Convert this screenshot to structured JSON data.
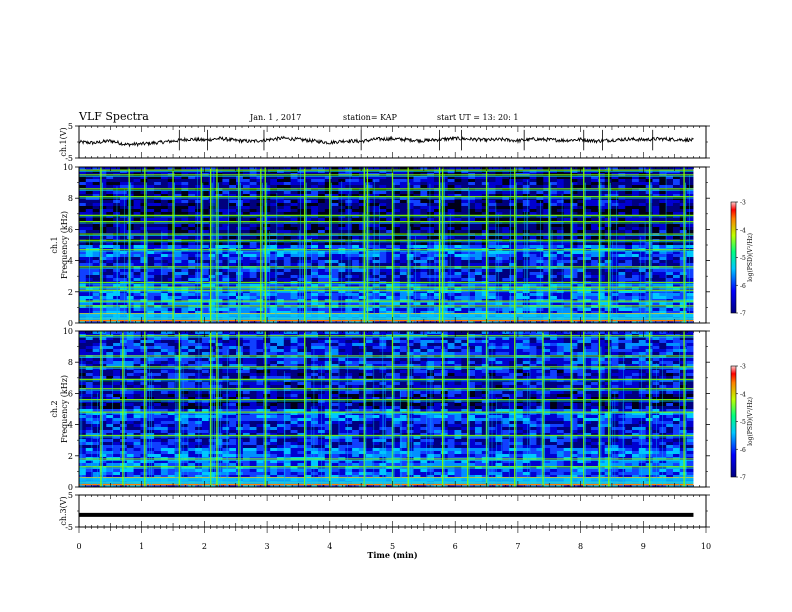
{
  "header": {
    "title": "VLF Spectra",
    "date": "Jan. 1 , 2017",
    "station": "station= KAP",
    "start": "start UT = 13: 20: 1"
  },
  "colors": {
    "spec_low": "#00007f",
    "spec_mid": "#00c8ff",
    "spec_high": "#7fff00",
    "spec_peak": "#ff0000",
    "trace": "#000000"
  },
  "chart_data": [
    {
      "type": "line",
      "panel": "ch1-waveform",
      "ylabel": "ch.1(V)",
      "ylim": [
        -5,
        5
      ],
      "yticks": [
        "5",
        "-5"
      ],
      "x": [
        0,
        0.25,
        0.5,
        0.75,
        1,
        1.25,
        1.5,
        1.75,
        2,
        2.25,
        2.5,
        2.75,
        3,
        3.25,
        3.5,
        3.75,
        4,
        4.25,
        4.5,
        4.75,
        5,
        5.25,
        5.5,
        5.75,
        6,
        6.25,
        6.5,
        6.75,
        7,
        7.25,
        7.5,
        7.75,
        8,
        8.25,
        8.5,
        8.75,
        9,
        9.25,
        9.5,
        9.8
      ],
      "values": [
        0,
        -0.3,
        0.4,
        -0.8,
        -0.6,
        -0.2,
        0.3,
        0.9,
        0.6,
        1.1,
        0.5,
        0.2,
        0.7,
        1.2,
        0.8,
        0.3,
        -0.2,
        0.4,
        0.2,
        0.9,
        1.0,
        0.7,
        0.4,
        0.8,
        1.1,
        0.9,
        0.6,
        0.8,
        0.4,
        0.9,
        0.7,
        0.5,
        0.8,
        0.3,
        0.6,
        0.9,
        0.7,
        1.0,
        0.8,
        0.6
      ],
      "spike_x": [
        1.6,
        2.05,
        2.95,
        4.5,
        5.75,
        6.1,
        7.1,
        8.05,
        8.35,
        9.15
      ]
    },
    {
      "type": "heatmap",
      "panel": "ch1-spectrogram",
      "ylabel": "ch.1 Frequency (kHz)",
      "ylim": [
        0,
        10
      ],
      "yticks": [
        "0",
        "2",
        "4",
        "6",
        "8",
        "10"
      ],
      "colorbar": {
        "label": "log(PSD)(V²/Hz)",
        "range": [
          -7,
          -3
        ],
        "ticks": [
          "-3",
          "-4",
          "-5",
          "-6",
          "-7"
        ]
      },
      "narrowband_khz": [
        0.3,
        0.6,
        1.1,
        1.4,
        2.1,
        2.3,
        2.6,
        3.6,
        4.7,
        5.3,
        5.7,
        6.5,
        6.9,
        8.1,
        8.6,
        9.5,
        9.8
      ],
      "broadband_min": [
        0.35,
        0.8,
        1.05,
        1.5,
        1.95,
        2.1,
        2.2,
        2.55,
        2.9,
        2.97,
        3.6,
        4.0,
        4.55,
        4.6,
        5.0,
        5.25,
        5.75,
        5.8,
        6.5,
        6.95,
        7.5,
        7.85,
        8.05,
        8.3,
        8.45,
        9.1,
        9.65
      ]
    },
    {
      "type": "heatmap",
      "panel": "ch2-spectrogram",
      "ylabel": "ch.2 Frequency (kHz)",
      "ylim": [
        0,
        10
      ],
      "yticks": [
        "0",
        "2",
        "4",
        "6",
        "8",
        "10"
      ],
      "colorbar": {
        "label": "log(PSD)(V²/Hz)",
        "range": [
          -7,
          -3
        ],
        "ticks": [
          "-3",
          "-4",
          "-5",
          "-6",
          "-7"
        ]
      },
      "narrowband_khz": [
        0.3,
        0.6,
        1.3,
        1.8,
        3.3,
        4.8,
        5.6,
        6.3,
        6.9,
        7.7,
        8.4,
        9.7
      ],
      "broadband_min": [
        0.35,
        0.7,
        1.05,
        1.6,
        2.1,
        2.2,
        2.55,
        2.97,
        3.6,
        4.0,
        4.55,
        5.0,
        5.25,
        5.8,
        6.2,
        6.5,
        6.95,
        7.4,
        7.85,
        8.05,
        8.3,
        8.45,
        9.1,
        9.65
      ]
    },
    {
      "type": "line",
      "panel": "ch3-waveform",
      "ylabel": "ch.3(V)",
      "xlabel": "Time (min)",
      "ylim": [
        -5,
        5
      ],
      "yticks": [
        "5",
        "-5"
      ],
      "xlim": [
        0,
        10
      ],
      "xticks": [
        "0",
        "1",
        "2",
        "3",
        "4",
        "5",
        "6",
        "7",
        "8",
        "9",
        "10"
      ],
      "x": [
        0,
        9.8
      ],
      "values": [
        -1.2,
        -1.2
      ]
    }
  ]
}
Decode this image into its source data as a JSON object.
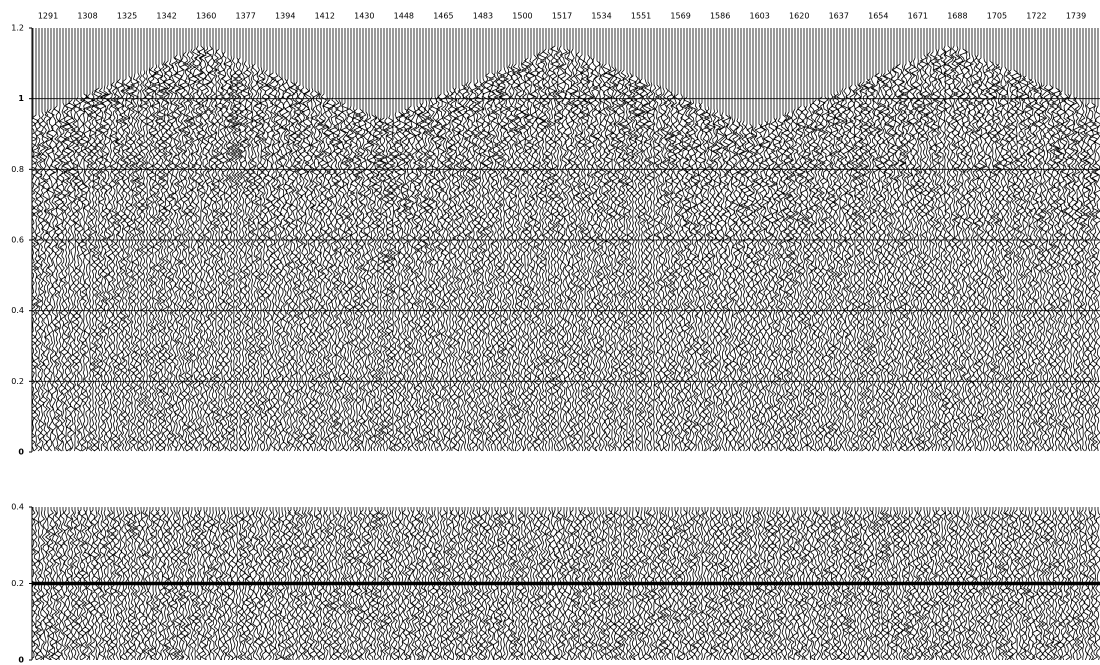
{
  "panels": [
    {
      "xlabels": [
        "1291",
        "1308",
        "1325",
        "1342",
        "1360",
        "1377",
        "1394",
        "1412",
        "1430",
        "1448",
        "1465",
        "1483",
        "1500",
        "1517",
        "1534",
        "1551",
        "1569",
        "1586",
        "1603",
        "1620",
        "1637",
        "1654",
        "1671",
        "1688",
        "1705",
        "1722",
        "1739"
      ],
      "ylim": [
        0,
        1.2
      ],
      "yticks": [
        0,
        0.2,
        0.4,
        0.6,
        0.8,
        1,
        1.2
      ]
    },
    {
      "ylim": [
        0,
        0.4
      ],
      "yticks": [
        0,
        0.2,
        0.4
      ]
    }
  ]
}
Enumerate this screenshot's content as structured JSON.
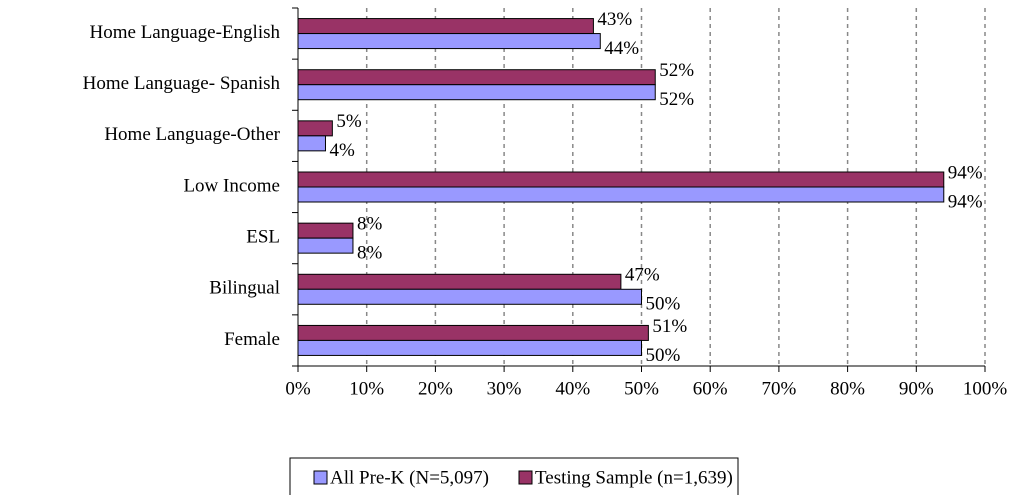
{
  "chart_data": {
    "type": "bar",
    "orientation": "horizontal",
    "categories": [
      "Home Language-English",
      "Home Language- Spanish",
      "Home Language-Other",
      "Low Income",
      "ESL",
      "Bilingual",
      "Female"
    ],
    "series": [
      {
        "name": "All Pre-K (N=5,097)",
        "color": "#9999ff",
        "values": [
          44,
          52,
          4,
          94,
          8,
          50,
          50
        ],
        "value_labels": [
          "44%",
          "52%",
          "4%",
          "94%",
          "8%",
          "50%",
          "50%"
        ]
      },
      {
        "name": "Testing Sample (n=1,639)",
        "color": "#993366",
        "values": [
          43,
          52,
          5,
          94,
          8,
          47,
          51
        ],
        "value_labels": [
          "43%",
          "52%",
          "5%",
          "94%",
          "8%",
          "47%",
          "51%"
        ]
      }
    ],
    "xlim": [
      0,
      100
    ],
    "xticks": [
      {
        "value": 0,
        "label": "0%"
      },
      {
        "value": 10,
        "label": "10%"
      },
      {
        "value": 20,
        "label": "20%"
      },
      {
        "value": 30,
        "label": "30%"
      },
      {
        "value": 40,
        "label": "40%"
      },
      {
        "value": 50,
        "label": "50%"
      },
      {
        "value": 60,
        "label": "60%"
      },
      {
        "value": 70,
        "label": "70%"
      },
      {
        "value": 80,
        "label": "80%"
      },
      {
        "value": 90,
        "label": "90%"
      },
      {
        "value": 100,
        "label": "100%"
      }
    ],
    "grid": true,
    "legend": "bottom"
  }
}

---

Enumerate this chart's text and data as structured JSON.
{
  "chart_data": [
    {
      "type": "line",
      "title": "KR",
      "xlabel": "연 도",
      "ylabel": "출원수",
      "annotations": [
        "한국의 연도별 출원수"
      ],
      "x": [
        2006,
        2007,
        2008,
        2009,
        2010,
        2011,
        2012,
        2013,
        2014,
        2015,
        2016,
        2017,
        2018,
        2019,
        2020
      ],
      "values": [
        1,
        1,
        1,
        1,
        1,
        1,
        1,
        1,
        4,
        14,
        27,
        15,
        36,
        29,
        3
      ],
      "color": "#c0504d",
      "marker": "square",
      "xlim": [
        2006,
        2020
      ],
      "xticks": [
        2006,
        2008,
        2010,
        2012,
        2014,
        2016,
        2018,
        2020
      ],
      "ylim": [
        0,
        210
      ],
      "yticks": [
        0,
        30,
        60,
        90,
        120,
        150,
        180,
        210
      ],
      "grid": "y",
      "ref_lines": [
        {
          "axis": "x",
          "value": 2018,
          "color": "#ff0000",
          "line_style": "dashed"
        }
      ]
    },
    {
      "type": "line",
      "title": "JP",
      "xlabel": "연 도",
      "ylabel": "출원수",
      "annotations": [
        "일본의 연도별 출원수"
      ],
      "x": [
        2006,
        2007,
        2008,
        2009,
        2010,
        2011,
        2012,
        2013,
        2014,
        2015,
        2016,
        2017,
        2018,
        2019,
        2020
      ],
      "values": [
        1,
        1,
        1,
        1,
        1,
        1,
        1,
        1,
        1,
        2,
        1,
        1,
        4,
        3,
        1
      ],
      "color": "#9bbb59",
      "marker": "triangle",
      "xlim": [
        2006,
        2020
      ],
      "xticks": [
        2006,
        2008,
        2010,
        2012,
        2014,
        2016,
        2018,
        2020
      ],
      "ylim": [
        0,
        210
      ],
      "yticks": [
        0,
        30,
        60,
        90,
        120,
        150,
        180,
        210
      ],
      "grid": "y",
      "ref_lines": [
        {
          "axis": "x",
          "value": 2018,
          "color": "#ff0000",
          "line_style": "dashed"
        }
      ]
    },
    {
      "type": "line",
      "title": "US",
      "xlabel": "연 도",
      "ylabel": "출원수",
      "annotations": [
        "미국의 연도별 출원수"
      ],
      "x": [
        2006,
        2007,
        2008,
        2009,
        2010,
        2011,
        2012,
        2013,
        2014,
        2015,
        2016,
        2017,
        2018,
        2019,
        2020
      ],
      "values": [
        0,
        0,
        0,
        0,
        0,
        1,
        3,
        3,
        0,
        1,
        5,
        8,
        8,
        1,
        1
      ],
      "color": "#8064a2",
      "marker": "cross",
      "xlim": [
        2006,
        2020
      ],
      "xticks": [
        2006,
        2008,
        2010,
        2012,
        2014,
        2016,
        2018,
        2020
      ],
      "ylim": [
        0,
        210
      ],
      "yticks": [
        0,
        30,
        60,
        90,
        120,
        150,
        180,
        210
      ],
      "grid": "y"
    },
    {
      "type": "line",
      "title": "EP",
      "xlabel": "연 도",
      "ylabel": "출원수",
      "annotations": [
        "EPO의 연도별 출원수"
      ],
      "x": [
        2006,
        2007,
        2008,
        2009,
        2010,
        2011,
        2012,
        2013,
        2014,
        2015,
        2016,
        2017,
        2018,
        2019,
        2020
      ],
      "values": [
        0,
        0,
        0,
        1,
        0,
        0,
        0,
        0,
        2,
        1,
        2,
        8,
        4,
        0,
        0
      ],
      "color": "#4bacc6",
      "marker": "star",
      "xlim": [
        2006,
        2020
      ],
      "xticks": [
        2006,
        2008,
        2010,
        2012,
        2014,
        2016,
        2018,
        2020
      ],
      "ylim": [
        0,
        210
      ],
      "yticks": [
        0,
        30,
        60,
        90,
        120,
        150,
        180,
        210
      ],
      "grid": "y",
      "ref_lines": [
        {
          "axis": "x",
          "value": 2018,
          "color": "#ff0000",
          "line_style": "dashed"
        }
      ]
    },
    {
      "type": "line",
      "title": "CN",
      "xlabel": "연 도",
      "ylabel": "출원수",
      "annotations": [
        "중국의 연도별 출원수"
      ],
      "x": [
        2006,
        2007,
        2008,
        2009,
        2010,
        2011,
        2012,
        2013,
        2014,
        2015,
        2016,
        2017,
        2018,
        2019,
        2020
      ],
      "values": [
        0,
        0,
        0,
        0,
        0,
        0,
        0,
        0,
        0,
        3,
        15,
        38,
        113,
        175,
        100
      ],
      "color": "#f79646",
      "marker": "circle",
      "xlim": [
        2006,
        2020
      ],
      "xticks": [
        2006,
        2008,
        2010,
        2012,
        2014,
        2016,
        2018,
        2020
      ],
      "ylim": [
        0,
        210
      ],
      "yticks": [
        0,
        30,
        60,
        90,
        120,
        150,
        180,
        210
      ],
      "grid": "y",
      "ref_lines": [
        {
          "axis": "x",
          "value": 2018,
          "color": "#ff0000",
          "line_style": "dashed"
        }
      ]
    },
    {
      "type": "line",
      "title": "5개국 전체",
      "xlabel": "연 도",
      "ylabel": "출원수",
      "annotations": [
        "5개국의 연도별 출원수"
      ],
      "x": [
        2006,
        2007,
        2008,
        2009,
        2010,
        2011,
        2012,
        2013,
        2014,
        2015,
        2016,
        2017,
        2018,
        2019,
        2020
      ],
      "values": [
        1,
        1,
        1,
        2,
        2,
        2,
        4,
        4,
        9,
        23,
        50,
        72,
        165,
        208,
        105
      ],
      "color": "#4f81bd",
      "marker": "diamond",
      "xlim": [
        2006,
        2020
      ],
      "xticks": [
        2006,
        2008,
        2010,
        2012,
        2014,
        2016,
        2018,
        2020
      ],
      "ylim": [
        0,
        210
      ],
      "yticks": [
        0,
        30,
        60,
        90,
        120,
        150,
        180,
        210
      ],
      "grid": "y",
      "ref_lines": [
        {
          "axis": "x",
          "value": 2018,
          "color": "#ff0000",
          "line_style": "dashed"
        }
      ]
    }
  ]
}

---

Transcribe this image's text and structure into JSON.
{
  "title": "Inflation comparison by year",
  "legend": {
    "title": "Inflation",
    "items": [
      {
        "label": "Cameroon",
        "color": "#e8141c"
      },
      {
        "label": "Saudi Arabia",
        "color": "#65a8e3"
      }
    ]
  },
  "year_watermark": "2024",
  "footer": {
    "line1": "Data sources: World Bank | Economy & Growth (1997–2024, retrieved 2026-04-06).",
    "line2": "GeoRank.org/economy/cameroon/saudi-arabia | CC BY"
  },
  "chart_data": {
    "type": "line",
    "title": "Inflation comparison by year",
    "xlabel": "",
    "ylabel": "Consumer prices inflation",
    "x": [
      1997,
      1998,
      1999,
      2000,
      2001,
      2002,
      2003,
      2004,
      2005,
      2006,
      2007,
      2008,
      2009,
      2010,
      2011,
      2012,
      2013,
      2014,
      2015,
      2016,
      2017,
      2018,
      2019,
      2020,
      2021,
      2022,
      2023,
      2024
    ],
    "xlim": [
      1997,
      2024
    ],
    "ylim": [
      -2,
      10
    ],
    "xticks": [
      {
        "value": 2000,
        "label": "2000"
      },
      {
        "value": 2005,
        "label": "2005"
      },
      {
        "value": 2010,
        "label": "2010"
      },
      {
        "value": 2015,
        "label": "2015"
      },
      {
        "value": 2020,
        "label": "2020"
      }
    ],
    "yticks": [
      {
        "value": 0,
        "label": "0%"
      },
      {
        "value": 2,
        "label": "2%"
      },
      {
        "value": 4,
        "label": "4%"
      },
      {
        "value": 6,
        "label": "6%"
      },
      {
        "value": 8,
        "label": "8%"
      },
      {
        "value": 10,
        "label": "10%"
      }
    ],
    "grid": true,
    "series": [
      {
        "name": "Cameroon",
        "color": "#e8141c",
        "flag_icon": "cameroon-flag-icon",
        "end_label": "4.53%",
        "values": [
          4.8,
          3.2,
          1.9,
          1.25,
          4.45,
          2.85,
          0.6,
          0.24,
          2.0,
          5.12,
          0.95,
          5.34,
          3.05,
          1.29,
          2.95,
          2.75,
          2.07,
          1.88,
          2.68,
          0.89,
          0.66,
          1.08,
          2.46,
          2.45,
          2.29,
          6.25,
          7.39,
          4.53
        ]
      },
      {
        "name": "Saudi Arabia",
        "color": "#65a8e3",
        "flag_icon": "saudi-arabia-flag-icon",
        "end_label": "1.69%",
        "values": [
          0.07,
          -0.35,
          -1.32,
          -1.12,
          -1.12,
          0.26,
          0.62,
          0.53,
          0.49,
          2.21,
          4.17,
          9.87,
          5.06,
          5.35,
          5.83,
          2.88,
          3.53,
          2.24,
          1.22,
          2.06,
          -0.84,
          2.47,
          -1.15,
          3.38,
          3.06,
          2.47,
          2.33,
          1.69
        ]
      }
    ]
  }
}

TO BE DONE
Read the entries and show each line that mentions "flag".

RESPONSE TO THE EXERCISE
        "flag_icon": "cameroon-flag-icon",
        "flag_icon": "saudi-arabia-flag-icon",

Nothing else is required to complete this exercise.